## MATERIAL PROVIDED

'''

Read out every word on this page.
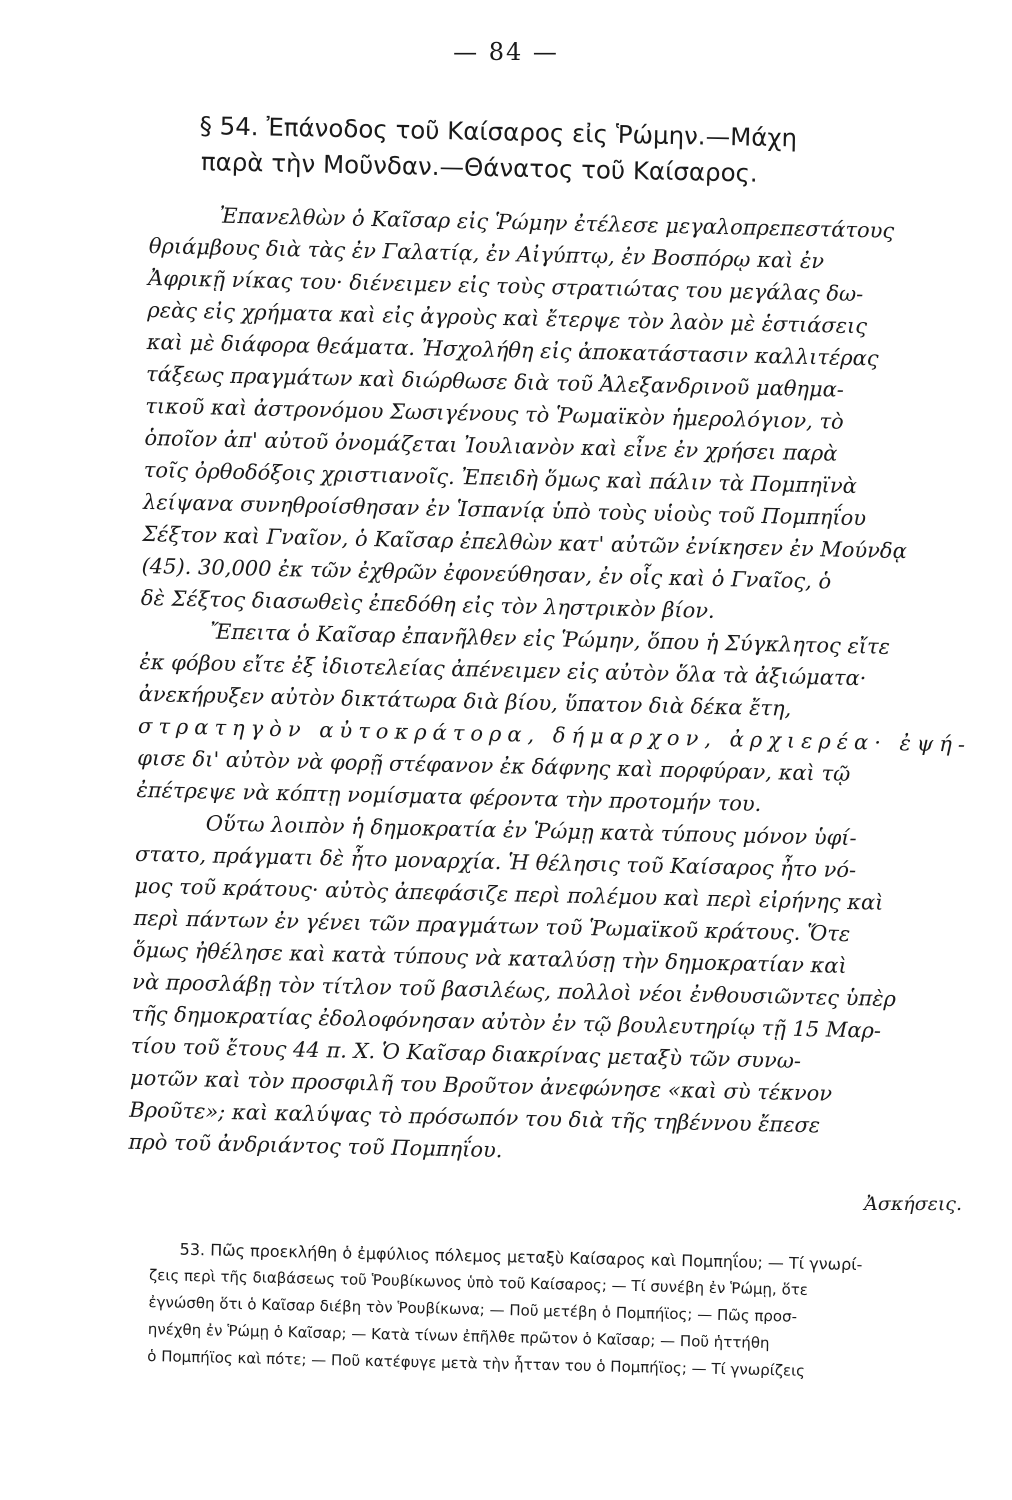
— 84 —
§ 54. Ἐπάνοδος τοῦ Καίσαρος εἰς Ῥώμην.—Μάχη
παρὰ τὴν Μοῦνδαν.—Θάνατος τοῦ Καίσαρος.
Ἐπανελθὼν ὁ Καῖσαρ εἰς Ῥώμην ἐτέλεσε μεγαλοπρεπεστάτους
θριάμβους διὰ τὰς ἐν Γαλατίᾳ, ἐν Αἰγύπτῳ, ἐν Βοσπόρῳ καὶ ἐν
Ἀφρικῇ νίκας του· διένειμεν εἰς τοὺς στρατιώτας του μεγάλας δω-
ρεὰς εἰς χρήματα καὶ εἰς ἀγροὺς καὶ ἔτερψε τὸν λαὸν μὲ ἑστιάσεις
καὶ μὲ διάφορα θεάματα. Ἠσχολήθη εἰς ἀποκατάστασιν καλλιτέρας
τάξεως πραγμάτων καὶ διώρθωσε διὰ τοῦ Ἀλεξανδρινοῦ μαθημα-
τικοῦ καὶ ἀστρονόμου Σωσιγένους τὸ Ῥωμαϊκὸν ἡμερολόγιον, τὸ
ὁποῖον ἀπ' αὐτοῦ ὀνομάζεται Ἰουλιανὸν καὶ εἶνε ἐν χρήσει παρὰ
τοῖς ὀρθοδόξοις χριστιανοῖς. Ἐπειδὴ ὅμως καὶ πάλιν τὰ Πομπηϊνὰ
λείψανα συνηθροίσθησαν ἐν Ἱσπανίᾳ ὑπὸ τοὺς υἱοὺς τοῦ Πομπηΐου
Σέξτον καὶ Γναῖον, ὁ Καῖσαρ ἐπελθὼν κατ' αὐτῶν ἐνίκησεν ἐν Μούνδᾳ
(45). 30,000 ἐκ τῶν ἐχθρῶν ἐφονεύθησαν, ἐν οἷς καὶ ὁ Γναῖος, ὁ
δὲ Σέξτος διασωθεὶς ἐπεδόθη εἰς τὸν ληστρικὸν βίον.
Ἔπειτα ὁ Καῖσαρ ἐπανῆλθεν εἰς Ῥώμην, ὅπου ἡ Σύγκλητος εἴτε
ἐκ φόβου εἴτε ἐξ ἰδιοτελείας ἀπένειμεν εἰς αὐτὸν ὅλα τὰ ἀξιώματα·
ἀνεκήρυξεν αὐτὸν δικτάτωρα διὰ βίου, ὕπατον διὰ δέκα ἔτη,
στρατηγὸν αὐτοκράτορα, δήμαρχον, ἀρχιερέα· ἐψή-
φισε δι' αὐτὸν νὰ φορῇ στέφανον ἐκ δάφνης καὶ πορφύραν, καὶ τῷ
ἐπέτρεψε νὰ κόπτῃ νομίσματα φέροντα τὴν προτομήν του.
Οὕτω λοιπὸν ἡ δημοκρατία ἐν Ῥώμῃ κατὰ τύπους μόνον ὑφί-
στατο, πράγματι δὲ ἦτο μοναρχία. Ἡ θέλησις τοῦ Καίσαρος ἦτο νό-
μος τοῦ κράτους· αὐτὸς ἀπεφάσιζε περὶ πολέμου καὶ περὶ εἰρήνης καὶ
περὶ πάντων ἐν γένει τῶν πραγμάτων τοῦ Ῥωμαϊκοῦ κράτους. Ὅτε
ὅμως ἠθέλησε καὶ κατὰ τύπους νὰ καταλύσῃ τὴν δημοκρατίαν καὶ
νὰ προσλάβῃ τὸν τίτλον τοῦ βασιλέως, πολλοὶ νέοι ἐνθουσιῶντες ὑπὲρ
τῆς δημοκρατίας ἐδολοφόνησαν αὐτὸν ἐν τῷ βουλευτηρίῳ τῇ 15 Μαρ-
τίου τοῦ ἔτους 44 π. Χ. Ὁ Καῖσαρ διακρίνας μεταξὺ τῶν συνω-
μοτῶν καὶ τὸν προσφιλῆ του Βροῦτον ἀνεφώνησε «καὶ σὺ τέκνον
Βροῦτε»; καὶ καλύψας τὸ πρόσωπόν του διὰ τῆς τηβέννου ἔπεσε
πρὸ τοῦ ἀνδριάντος τοῦ Πομπηΐου.
Ἀσκήσεις.
53. Πῶς προεκλήθη ὁ ἐμφύλιος πόλεμος μεταξὺ Καίσαρος καὶ Πομπηΐου; — Τί γνωρί-
ζεις περὶ τῆς διαβάσεως τοῦ Ῥουβίκωνος ὑπὸ τοῦ Καίσαρος; — Τί συνέβη ἐν Ῥώμῃ, ὅτε
ἐγνώσθη ὅτι ὁ Καῖσαρ διέβη τὸν Ῥουβίκωνα; — Ποῦ μετέβη ὁ Πομπήϊος; — Πῶς προσ-
ηνέχθη ἐν Ῥώμῃ ὁ Καῖσαρ; — Κατὰ τίνων ἐπῆλθε πρῶτον ὁ Καῖσαρ; — Ποῦ ἡττήθη
ὁ Πομπήϊος καὶ πότε; — Ποῦ κατέφυγε μετὰ τὴν ἧτταν του ὁ Πομπήϊος; — Τί γνωρίζεις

'''

## INSTRUCTIONS TO FOLLOW
Copy every entry exactly as written. Pictures are excluded.

## REPLY TO THE TASK
Read out every word on this page.
— 84 —
§ 54. Ἐπάνοδος τοῦ Καίσαρος εἰς Ῥώμην.—Μάχη
παρὰ τὴν Μοῦνδαν.—Θάνατος τοῦ Καίσαρος.
Ἐπανελθὼν ὁ Καῖσαρ εἰς Ῥώμην ἐτέλεσε μεγαλοπρεπεστάτους
θριάμβους διὰ τὰς ἐν Γαλατίᾳ, ἐν Αἰγύπτῳ, ἐν Βοσπόρῳ καὶ ἐν
Ἀφρικῇ νίκας του· διένειμεν εἰς τοὺς στρατιώτας του μεγάλας δω-
ρεὰς εἰς χρήματα καὶ εἰς ἀγροὺς καὶ ἔτερψε τὸν λαὸν μὲ ἑστιάσεις
καὶ μὲ διάφορα θεάματα. Ἠσχολήθη εἰς ἀποκατάστασιν καλλιτέρας
τάξεως πραγμάτων καὶ διώρθωσε διὰ τοῦ Ἀλεξανδρινοῦ μαθημα-
τικοῦ καὶ ἀστρονόμου Σωσιγένους τὸ Ῥωμαϊκὸν ἡμερολόγιον, τὸ
ὁποῖον ἀπ' αὐτοῦ ὀνομάζεται Ἰουλιανὸν καὶ εἶνε ἐν χρήσει παρὰ
τοῖς ὀρθοδόξοις χριστιανοῖς. Ἐπειδὴ ὅμως καὶ πάλιν τὰ Πομπηϊνὰ
λείψανα συνηθροίσθησαν ἐν Ἱσπανίᾳ ὑπὸ τοὺς υἱοὺς τοῦ Πομπηΐου
Σέξτον καὶ Γναῖον, ὁ Καῖσαρ ἐπελθὼν κατ' αὐτῶν ἐνίκησεν ἐν Μούνδᾳ
(45). 30,000 ἐκ τῶν ἐχθρῶν ἐφονεύθησαν, ἐν οἷς καὶ ὁ Γναῖος, ὁ
δὲ Σέξτος διασωθεὶς ἐπεδόθη εἰς τὸν ληστρικὸν βίον.
Ἔπειτα ὁ Καῖσαρ ἐπανῆλθεν εἰς Ῥώμην, ὅπου ἡ Σύγκλητος εἴτε
ἐκ φόβου εἴτε ἐξ ἰδιοτελείας ἀπένειμεν εἰς αὐτὸν ὅλα τὰ ἀξιώματα·
ἀνεκήρυξεν αὐτὸν δικτάτωρα διὰ βίου, ὕπατον διὰ δέκα ἔτη,
στρατηγὸν αὐτοκράτορα, δήμαρχον, ἀρχιερέα· ἐψή-
φισε δι' αὐτὸν νὰ φορῇ στέφανον ἐκ δάφνης καὶ πορφύραν, καὶ τῷ
ἐπέτρεψε νὰ κόπτῃ νομίσματα φέροντα τὴν προτομήν του.
Οὕτω λοιπὸν ἡ δημοκρατία ἐν Ῥώμῃ κατὰ τύπους μόνον ὑφί-
στατο, πράγματι δὲ ἦτο μοναρχία. Ἡ θέλησις τοῦ Καίσαρος ἦτο νό-
μος τοῦ κράτους· αὐτὸς ἀπεφάσιζε περὶ πολέμου καὶ περὶ εἰρήνης καὶ
περὶ πάντων ἐν γένει τῶν πραγμάτων τοῦ Ῥωμαϊκοῦ κράτους. Ὅτε
ὅμως ἠθέλησε καὶ κατὰ τύπους νὰ καταλύσῃ τὴν δημοκρατίαν καὶ
νὰ προσλάβῃ τὸν τίτλον τοῦ βασιλέως, πολλοὶ νέοι ἐνθουσιῶντες ὑπὲρ
τῆς δημοκρατίας ἐδολοφόνησαν αὐτὸν ἐν τῷ βουλευτηρίῳ τῇ 15 Μαρ-
τίου τοῦ ἔτους 44 π. Χ. Ὁ Καῖσαρ διακρίνας μεταξὺ τῶν συνω-
μοτῶν καὶ τὸν προσφιλῆ του Βροῦτον ἀνεφώνησε «καὶ σὺ τέκνον
Βροῦτε»; καὶ καλύψας τὸ πρόσωπόν του διὰ τῆς τηβέννου ἔπεσε
πρὸ τοῦ ἀνδριάντος τοῦ Πομπηΐου.
Ἀσκήσεις.
53. Πῶς προεκλήθη ὁ ἐμφύλιος πόλεμος μεταξὺ Καίσαρος καὶ Πομπηΐου; — Τί γνωρί-
ζεις περὶ τῆς διαβάσεως τοῦ Ῥουβίκωνος ὑπὸ τοῦ Καίσαρος; — Τί συνέβη ἐν Ῥώμῃ, ὅτε
ἐγνώσθη ὅτι ὁ Καῖσαρ διέβη τὸν Ῥουβίκωνα; — Ποῦ μετέβη ὁ Πομπήϊος; — Πῶς προσ-
ηνέχθη ἐν Ῥώμῃ ὁ Καῖσαρ; — Κατὰ τίνων ἐπῆλθε πρῶτον ὁ Καῖσαρ; — Ποῦ ἡττήθη
ὁ Πομπήϊος καὶ πότε; — Ποῦ κατέφυγε μετὰ τὴν ἧτταν του ὁ Πομπήϊος; — Τί γνωρίζεις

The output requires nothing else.